(Tarefas)
1 - Resuma em duas frases o excerto sobre a matéria de facto.
2 - Responda às perguntas seguintes com base no excerto sobre a matéria de facto.
(a) Que artigo do CPC impõe que, na sentença, a matéria de facto seja toda compatibilizada?
(b) Que artigo do CPC determina que as normas previstas para a sentença regem também a elaboração do acórdão de segunda instância?
(c) Que juízo é dirigido, nesta parte, à impugnação da matéria de facto deduzida no recurso?
3 - Prossiga o excerto sobre a matéria de facto a partir do ponto em que termina.

(Excerto do documento)
________

Ora, a lei impõe que, na sentença, a matéria de facto seja toda compatibilizada (art. 607.º do CPC), evitando ambiguidades ou contradições que a possam inquinar de nulidade (art. 615.º/1, al. c), do CPC) ou justificar até a sua anulação oficiosa pelo tribunal de recurso (art. 662.º/2, al. c), do CPC).
Da mesma forma, e em coerência, a procedência do recurso não pode determinar a prova de factos essenciais contraditórios ou não harmonizáveis entre si, tanto mais que as normas previstas para a sentença, nomeadamente aquela que manda compatibilizar toda a matéria de facto adquirida, regem também a elaboração do acórdão de segunda instância (art. 663.º/2 do CPC).
Isto bastaria para dirigir à impugnação da matéria de facto deduzida no recurso, nesta parte, o justificado juízo de improcedência.

________

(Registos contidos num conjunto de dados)

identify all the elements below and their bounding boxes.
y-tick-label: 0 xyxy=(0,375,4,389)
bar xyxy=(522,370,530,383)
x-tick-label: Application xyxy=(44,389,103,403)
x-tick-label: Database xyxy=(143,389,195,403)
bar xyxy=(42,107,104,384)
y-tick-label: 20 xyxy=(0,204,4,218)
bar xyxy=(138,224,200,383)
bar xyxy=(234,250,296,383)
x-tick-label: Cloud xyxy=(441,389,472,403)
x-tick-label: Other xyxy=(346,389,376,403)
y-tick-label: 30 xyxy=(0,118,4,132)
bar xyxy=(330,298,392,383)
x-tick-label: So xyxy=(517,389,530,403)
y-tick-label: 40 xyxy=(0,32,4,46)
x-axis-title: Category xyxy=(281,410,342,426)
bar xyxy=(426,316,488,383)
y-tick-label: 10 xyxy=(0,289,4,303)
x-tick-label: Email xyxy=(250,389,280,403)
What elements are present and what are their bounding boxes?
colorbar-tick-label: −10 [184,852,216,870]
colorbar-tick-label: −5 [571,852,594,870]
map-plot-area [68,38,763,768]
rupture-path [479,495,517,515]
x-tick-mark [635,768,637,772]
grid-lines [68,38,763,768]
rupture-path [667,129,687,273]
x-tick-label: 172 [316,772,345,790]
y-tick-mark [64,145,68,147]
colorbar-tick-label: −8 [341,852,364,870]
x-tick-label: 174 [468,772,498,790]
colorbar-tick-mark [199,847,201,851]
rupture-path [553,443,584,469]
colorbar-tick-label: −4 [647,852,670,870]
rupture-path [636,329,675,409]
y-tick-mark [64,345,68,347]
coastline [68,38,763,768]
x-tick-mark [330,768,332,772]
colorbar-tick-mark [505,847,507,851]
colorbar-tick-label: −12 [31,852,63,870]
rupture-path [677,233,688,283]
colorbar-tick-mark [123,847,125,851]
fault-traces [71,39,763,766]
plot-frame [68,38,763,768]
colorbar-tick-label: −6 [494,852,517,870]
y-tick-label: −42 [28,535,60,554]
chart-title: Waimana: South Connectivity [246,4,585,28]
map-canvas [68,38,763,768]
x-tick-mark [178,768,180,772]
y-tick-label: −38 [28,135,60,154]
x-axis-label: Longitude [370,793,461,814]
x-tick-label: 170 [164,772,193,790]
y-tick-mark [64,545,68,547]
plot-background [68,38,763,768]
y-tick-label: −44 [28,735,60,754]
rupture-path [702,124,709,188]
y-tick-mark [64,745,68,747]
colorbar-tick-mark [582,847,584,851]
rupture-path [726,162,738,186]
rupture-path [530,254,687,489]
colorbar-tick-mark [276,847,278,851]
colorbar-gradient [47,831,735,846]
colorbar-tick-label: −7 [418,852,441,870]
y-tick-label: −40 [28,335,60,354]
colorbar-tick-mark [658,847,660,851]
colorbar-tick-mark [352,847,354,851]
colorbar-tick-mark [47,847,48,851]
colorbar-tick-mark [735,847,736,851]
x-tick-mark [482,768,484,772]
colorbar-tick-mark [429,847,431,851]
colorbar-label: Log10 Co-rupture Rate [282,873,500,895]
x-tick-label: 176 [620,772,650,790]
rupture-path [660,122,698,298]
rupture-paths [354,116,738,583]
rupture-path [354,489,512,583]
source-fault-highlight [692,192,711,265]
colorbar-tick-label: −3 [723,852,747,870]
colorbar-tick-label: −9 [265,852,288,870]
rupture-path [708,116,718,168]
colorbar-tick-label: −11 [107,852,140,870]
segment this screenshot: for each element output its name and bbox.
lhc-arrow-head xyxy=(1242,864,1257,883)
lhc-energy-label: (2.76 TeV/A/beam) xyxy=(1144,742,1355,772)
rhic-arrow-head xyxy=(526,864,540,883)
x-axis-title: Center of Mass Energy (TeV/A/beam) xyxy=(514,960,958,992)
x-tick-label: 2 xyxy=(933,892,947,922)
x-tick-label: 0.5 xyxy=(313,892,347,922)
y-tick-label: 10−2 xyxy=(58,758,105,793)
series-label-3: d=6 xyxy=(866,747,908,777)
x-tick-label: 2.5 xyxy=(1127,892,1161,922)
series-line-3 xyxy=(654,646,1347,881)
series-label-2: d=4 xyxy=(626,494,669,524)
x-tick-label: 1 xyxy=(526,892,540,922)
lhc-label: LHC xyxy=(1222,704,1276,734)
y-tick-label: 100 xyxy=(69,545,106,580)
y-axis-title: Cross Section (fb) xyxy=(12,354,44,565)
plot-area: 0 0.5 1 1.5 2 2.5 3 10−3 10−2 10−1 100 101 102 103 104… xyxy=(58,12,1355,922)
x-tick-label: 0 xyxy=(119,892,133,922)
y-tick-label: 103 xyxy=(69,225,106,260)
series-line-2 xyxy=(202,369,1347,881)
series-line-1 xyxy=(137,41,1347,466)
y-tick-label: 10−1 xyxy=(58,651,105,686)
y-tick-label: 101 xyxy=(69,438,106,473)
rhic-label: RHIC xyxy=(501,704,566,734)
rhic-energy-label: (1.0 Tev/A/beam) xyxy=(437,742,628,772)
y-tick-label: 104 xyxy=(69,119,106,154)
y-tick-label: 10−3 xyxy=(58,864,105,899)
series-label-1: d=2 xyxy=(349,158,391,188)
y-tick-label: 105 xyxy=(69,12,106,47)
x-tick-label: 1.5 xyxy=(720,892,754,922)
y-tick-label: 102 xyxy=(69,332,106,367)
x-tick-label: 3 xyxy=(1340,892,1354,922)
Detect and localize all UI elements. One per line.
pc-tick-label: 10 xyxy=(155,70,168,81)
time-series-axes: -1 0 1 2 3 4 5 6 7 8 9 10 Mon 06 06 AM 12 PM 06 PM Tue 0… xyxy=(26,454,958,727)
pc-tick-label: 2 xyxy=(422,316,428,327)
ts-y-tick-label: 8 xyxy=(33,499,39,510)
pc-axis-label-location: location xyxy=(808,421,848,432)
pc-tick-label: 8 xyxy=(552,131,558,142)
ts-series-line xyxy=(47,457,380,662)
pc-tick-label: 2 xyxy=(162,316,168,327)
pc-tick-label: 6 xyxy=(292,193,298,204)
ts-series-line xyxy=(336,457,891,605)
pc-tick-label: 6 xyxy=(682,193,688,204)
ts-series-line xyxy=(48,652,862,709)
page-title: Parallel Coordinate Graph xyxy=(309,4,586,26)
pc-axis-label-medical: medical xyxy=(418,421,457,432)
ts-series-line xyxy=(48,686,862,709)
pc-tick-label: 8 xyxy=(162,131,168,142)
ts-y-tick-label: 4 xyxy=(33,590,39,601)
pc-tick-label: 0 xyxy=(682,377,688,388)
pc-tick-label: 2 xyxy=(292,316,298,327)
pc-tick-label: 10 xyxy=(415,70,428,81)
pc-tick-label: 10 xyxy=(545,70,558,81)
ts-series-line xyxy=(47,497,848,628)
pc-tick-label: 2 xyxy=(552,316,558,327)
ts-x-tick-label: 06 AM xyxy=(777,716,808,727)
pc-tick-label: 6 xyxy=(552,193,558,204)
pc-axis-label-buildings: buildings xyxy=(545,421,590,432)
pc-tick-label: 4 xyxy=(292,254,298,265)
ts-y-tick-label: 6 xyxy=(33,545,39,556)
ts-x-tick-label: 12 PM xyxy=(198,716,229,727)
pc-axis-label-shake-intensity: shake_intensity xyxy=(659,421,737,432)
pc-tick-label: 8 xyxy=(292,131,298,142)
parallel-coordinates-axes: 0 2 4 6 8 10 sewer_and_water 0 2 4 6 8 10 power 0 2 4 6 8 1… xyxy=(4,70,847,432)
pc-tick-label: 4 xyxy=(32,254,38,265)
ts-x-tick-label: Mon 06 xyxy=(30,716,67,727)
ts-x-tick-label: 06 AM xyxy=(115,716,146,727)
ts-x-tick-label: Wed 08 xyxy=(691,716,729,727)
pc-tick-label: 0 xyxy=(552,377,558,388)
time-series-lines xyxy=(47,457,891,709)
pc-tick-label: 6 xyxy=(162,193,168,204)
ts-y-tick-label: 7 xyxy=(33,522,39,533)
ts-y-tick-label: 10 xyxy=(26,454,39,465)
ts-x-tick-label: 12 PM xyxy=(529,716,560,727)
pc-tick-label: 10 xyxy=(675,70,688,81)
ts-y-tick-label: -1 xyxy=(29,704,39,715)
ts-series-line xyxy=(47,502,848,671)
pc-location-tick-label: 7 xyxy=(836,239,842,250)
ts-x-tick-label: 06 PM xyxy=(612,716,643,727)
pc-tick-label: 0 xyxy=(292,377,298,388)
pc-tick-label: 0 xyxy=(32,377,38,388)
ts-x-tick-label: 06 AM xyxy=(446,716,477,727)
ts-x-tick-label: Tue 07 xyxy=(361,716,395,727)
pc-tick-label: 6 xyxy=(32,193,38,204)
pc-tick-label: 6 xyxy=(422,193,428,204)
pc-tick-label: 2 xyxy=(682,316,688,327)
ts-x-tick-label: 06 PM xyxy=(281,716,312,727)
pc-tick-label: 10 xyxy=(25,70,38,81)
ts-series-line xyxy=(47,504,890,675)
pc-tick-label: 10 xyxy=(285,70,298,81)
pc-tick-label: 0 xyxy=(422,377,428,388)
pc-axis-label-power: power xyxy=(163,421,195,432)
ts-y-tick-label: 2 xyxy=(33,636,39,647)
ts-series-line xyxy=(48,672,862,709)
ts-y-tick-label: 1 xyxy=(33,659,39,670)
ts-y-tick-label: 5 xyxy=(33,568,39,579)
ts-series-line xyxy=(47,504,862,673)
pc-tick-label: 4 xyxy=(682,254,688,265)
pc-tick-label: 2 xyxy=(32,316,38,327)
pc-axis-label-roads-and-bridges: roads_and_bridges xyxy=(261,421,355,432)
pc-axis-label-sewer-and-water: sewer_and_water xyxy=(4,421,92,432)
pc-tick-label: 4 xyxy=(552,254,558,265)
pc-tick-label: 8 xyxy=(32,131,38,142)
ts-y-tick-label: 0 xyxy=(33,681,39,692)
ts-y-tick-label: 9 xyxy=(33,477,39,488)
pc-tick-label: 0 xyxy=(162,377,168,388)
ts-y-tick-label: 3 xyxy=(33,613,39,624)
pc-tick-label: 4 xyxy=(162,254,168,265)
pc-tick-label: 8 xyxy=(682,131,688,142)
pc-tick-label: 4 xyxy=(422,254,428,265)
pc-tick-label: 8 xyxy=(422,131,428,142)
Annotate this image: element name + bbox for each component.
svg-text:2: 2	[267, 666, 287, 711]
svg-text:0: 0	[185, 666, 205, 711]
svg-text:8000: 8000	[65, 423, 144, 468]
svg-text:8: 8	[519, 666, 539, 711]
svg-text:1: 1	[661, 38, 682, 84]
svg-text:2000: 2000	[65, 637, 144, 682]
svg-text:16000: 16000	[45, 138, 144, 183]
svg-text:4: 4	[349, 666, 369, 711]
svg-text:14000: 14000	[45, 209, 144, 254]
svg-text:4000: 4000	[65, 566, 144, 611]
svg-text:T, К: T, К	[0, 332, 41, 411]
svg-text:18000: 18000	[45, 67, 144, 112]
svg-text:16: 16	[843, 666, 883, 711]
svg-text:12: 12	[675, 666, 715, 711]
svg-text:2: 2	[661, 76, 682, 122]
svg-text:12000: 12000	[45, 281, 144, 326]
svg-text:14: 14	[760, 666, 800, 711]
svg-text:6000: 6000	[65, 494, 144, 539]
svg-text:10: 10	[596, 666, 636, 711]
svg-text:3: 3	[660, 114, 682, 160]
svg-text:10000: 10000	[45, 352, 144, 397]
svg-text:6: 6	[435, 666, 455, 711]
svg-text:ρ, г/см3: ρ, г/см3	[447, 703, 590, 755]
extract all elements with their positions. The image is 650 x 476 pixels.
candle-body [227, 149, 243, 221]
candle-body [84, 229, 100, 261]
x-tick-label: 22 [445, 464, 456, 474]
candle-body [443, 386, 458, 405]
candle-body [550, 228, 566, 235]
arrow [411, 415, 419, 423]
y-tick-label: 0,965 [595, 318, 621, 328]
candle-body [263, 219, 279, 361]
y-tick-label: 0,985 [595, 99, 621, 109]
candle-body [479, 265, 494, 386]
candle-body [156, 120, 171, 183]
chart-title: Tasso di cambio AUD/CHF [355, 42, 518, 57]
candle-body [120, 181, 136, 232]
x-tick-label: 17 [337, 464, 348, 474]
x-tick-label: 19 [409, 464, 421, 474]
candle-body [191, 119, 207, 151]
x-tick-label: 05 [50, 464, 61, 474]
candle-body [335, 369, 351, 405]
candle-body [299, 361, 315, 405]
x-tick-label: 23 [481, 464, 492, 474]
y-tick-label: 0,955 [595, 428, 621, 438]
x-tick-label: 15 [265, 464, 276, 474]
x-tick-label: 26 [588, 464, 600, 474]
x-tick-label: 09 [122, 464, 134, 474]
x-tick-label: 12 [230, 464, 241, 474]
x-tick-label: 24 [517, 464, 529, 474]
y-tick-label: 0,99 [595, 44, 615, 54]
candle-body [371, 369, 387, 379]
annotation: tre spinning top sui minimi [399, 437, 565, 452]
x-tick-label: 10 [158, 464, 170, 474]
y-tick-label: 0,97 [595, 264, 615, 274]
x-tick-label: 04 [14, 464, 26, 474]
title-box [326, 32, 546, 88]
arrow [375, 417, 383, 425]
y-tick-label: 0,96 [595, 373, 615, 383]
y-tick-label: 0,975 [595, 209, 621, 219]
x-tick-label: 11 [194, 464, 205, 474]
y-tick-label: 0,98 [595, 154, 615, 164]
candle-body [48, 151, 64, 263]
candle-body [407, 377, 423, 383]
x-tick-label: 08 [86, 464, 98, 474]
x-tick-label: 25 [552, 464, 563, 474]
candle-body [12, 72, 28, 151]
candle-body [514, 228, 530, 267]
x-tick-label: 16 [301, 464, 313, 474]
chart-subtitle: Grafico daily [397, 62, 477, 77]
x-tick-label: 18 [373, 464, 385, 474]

________

(Respostas por tarefa)
1 - A lei exige que, na sentença, toda a matéria de facto seja compatibilizada (art. 607.º do CPC), evitando ambiguidades ou contradições que a possam inquinar de nulidade ou justificar a sua anulação oficiosa pelo tribunal de recurso. Como essas normas regem também a elaboração do acórdão de segunda instância (art. 663.º/2 do CPC), a procedência do recurso não pode determinar a prova de factos essenciais contraditórios, o que bastaria para julgar improcedente, nesta parte, a impugnação da matéria de facto.

2 -
(a) O art. 607.º do CPC.
(b) O art. 663.º/2 do CPC.
(c) O juízo de improcedência.

3 -
Acresce, no entanto, que outro motivo, e de forma ainda mais expressiva, se vislumbra para o referido efeito, radicado agora, como se verá, na completa irrelevância que assumem, para o mérito da acção e da reconvenção, os factos questionados pelo recorrente quanto ao elemento subjectivo da actuação do R. sobre o terreno em discussão.
A este respeito, como ponto prévio, é mister destacar que no recurso não se formula qualquer crítica ou reparo sobre os factos relativos às sucessivas aquisições do imóvel desde 1998, ou seja, desde a data em que o R. reclama ter passado a exercer posse sobre o imóvel como seu dono.
Assim, não se coloca em crise que, nesse ano, quem comprou o terreno foi, não o R., mas a sociedade D..., Lda. (facto nº45).
Tal como não é minimamente questionada a veracidade do facto de, a 13/4/2012, a referida sociedade, algum tempo antes de ser declarada insolvente (facto nº50), ter dado em pagamento o prédio a DD, sobrinho do R. (facto nº48), o qual, por sua vez, a 18/6/2013, transmitiu o bem a BB (facto nº3).
E que, finalmente, aquele BB, juntamente com a sua mulher, CC, transmitiram o imóvel à A., por procedimento de compra e venda de 26/4/2016 (facto nº2).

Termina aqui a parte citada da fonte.